> **Task statement**
Retype each record below word for word. Leave the pictures out.

━━ Supplied records

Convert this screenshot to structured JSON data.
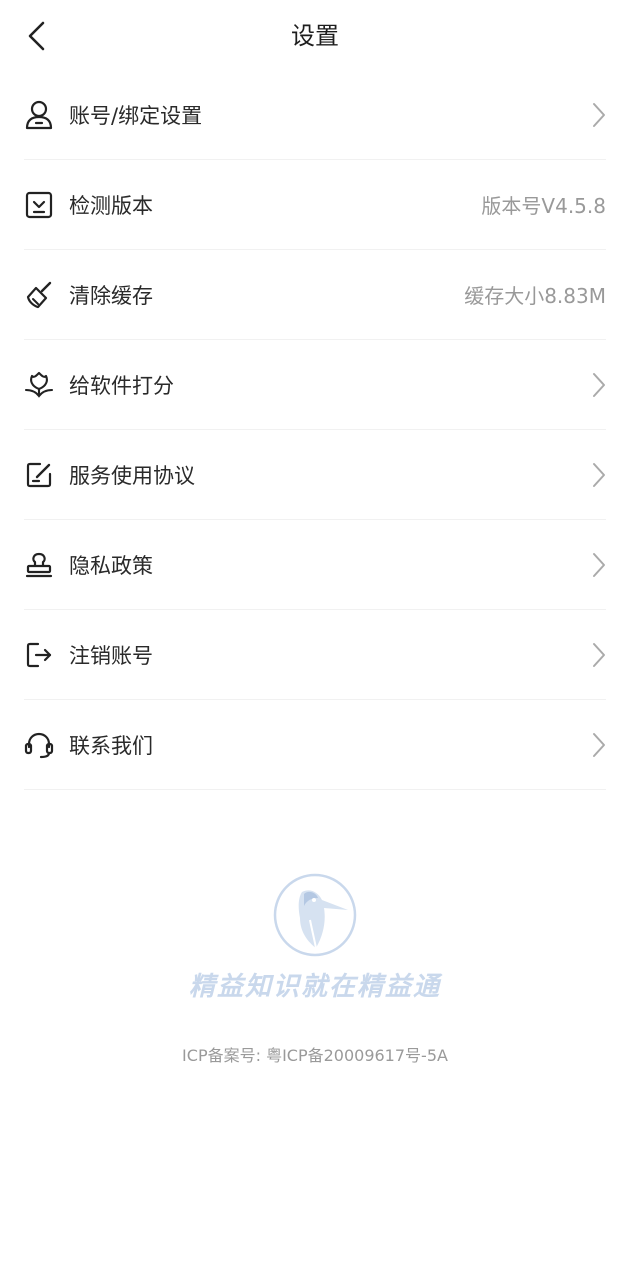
{
  "header": {
    "title": "设置",
    "back_icon": "chevron-left-icon"
  },
  "menu": {
    "items": [
      {
        "label": "账号/绑定设置",
        "icon": "user-icon",
        "value": "",
        "arrow": true
      },
      {
        "label": "检测版本",
        "icon": "download-box-icon",
        "value": "版本号V4.5.8",
        "arrow": false
      },
      {
        "label": "清除缓存",
        "icon": "broom-icon",
        "value": "缓存大小8.83M",
        "arrow": false
      },
      {
        "label": "给软件打分",
        "icon": "flower-icon",
        "value": "",
        "arrow": true
      },
      {
        "label": "服务使用协议",
        "icon": "edit-icon",
        "value": "",
        "arrow": true
      },
      {
        "label": "隐私政策",
        "icon": "stamp-icon",
        "value": "",
        "arrow": true
      },
      {
        "label": "注销账号",
        "icon": "logout-icon",
        "value": "",
        "arrow": true
      },
      {
        "label": "联系我们",
        "icon": "headset-icon",
        "value": "",
        "arrow": true
      }
    ]
  },
  "brand": {
    "logo_icon": "woodpecker-logo-icon",
    "slogan": "精益知识就在精益通"
  },
  "footer": {
    "icp": "ICP备案号: 粤ICP备20009617号-5A"
  },
  "colors": {
    "text": "#2a2a2a",
    "secondary": "#999999",
    "divider": "#f1f1f1",
    "brand_light": "#c9d8ec"
  }
}
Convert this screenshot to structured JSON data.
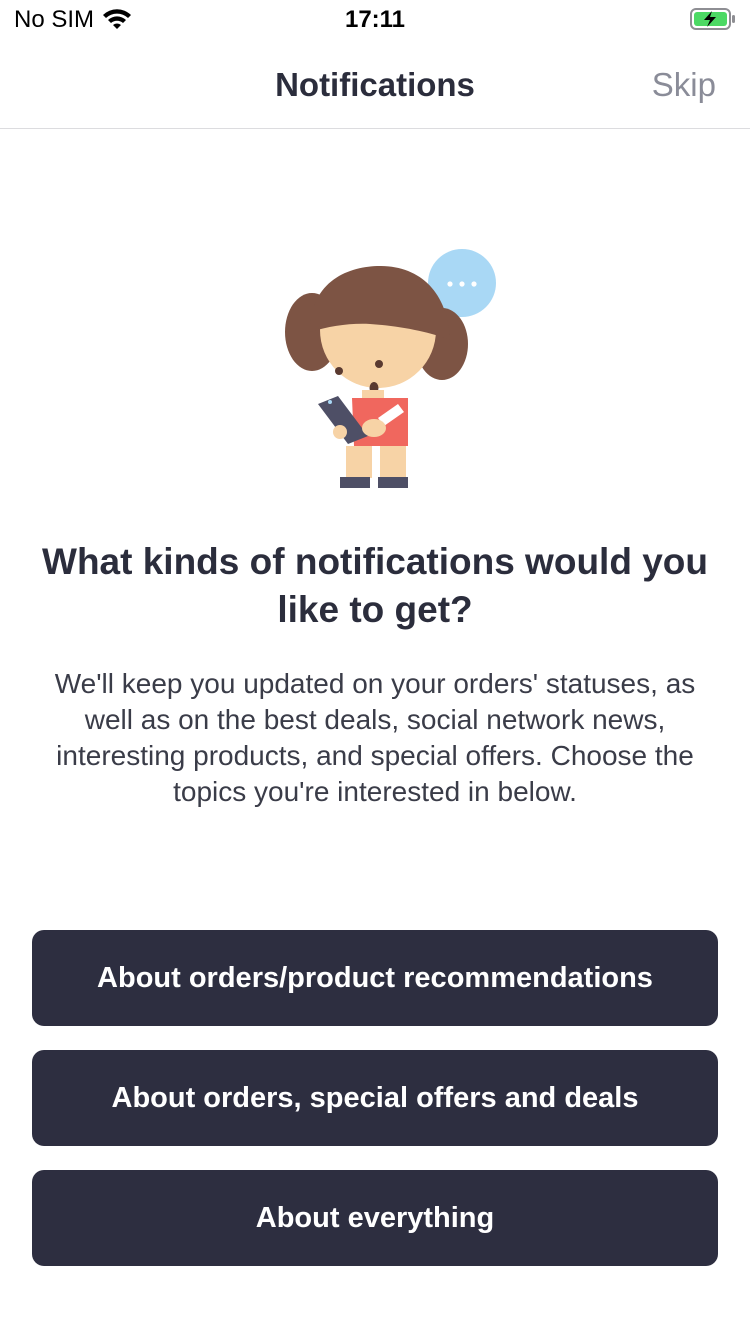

━━━━

> **The reply**
Convert this screenshot to structured JSON data.
{
  "header": {
    "title": "设置",
    "back_icon": "chevron-left-icon"
  },
  "menu": {
    "items": [
      {
        "label": "账号/绑定设置",
        "icon": "user-icon",
        "value": "",
        "arrow": true
      },
      {
        "label": "检测版本",
        "icon": "download-box-icon",
        "value": "版本号V4.5.8",
        "arrow": false
      },
      {
        "label": "清除缓存",
        "icon": "broom-icon",
        "value": "缓存大小8.83M",
        "arrow": false
      },
      {
        "label": "给软件打分",
        "icon": "flower-icon",
        "value": "",
        "arrow": true
      },
      {
        "label": "服务使用协议",
        "icon": "edit-icon",
        "value": "",
        "arrow": true
      },
      {
        "label": "隐私政策",
        "icon": "stamp-icon",
        "value": "",
        "arrow": true
      },
      {
        "label": "注销账号",
        "icon": "logout-icon",
        "value": "",
        "arrow": true
      },
      {
        "label": "联系我们",
        "icon": "headset-icon",
        "value": "",
        "arrow": true
      }
    ]
  },
  "brand": {
    "logo_icon": "woodpecker-logo-icon",
    "slogan": "精益知识就在精益通"
  },
  "footer": {
    "icp": "ICP备案号: 粤ICP备20009617号-5A"
  },
  "colors": {
    "text": "#2a2a2a",
    "secondary": "#999999",
    "divider": "#f1f1f1",
    "brand_light": "#c9d8ec"
  }
}
Convert this screenshot to structured JSON data.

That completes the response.